[Data records]
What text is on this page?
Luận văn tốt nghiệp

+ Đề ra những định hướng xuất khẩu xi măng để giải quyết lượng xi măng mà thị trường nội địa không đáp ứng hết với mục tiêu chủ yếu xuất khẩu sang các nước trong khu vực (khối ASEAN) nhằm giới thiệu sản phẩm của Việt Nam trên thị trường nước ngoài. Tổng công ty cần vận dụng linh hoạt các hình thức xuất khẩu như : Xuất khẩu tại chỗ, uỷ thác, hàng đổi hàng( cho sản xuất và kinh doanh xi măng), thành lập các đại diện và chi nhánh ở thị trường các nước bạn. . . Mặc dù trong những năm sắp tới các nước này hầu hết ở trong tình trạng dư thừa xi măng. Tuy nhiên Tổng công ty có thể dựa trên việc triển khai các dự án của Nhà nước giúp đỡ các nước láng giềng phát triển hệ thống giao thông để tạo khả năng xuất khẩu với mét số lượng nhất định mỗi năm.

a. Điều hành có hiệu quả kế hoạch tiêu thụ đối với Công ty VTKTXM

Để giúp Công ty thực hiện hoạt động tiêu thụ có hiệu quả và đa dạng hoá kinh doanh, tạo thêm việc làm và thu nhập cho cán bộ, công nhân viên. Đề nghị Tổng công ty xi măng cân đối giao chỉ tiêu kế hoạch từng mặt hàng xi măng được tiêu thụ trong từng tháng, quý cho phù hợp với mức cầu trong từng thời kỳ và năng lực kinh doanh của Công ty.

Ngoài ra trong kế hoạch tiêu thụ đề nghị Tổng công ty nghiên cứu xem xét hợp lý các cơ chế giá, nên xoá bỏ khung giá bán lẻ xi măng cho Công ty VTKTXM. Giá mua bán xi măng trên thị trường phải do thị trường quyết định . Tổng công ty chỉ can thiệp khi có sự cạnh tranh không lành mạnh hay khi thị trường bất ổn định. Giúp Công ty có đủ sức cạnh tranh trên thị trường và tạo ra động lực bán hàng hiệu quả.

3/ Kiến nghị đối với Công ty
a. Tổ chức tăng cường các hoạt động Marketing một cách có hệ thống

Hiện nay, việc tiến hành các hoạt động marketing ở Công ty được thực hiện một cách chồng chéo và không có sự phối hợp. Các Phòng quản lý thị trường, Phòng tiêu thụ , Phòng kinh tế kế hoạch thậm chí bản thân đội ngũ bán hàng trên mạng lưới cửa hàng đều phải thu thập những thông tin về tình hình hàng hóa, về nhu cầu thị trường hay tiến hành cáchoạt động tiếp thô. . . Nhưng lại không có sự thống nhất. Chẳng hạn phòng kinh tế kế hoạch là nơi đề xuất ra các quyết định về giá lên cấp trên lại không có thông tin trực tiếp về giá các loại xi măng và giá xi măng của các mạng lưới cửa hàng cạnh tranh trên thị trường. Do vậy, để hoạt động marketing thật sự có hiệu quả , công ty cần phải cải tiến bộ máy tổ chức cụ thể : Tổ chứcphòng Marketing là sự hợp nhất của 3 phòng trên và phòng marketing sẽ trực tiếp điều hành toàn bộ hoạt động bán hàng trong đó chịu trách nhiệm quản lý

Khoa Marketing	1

Aim » Every record above should be output exactly.

Response »
What text is on this page?
Luận văn tốt nghiệp

+ Đề ra những định hướng xuất khẩu xi măng để giải quyết lượng xi măng mà thị trường nội địa không đáp ứng hết với mục tiêu chủ yếu xuất khẩu sang các nước trong khu vực (khối ASEAN) nhằm giới thiệu sản phẩm của Việt Nam trên thị trường nước ngoài. Tổng công ty cần vận dụng linh hoạt các hình thức xuất khẩu như : Xuất khẩu tại chỗ, uỷ thác, hàng đổi hàng( cho sản xuất và kinh doanh xi măng), thành lập các đại diện và chi nhánh ở thị trường các nước bạn. . . Mặc dù trong những năm sắp tới các nước này hầu hết ở trong tình trạng dư thừa xi măng. Tuy nhiên Tổng công ty có thể dựa trên việc triển khai các dự án của Nhà nước giúp đỡ các nước láng giềng phát triển hệ thống giao thông để tạo khả năng xuất khẩu với mét số lượng nhất định mỗi năm.

a. Điều hành có hiệu quả kế hoạch tiêu thụ đối với Công ty VTKTXM

Để giúp Công ty thực hiện hoạt động tiêu thụ có hiệu quả và đa dạng hoá kinh doanh, tạo thêm việc làm và thu nhập cho cán bộ, công nhân viên. Đề nghị Tổng công ty xi măng cân đối giao chỉ tiêu kế hoạch từng mặt hàng xi măng được tiêu thụ trong từng tháng, quý cho phù hợp với mức cầu trong từng thời kỳ và năng lực kinh doanh của Công ty.

Ngoài ra trong kế hoạch tiêu thụ đề nghị Tổng công ty nghiên cứu xem xét hợp lý các cơ chế giá, nên xoá bỏ khung giá bán lẻ xi măng cho Công ty VTKTXM. Giá mua bán xi măng trên thị trường phải do thị trường quyết định . Tổng công ty chỉ can thiệp khi có sự cạnh tranh không lành mạnh hay khi thị trường bất ổn định. Giúp Công ty có đủ sức cạnh tranh trên thị trường và tạo ra động lực bán hàng hiệu quả.

3/ Kiến nghị đối với Công ty
a. Tổ chức tăng cường các hoạt động Marketing một cách có hệ thống

Hiện nay, việc tiến hành các hoạt động marketing ở Công ty được thực hiện một cách chồng chéo và không có sự phối hợp. Các Phòng quản lý thị trường, Phòng tiêu thụ , Phòng kinh tế kế hoạch thậm chí bản thân đội ngũ bán hàng trên mạng lưới cửa hàng đều phải thu thập những thông tin về tình hình hàng hóa, về nhu cầu thị trường hay tiến hành cáchoạt động tiếp thô. . . Nhưng lại không có sự thống nhất. Chẳng hạn phòng kinh tế kế hoạch là nơi đề xuất ra các quyết định về giá lên cấp trên lại không có thông tin trực tiếp về giá các loại xi măng và giá xi măng của các mạng lưới cửa hàng cạnh tranh trên thị trường. Do vậy, để hoạt động marketing thật sự có hiệu quả , công ty cần phải cải tiến bộ máy tổ chức cụ thể : Tổ chứcphòng Marketing là sự hợp nhất của 3 phòng trên và phòng marketing sẽ trực tiếp điều hành toàn bộ hoạt động bán hàng trong đó chịu trách nhiệm quản lý

Khoa Marketing	1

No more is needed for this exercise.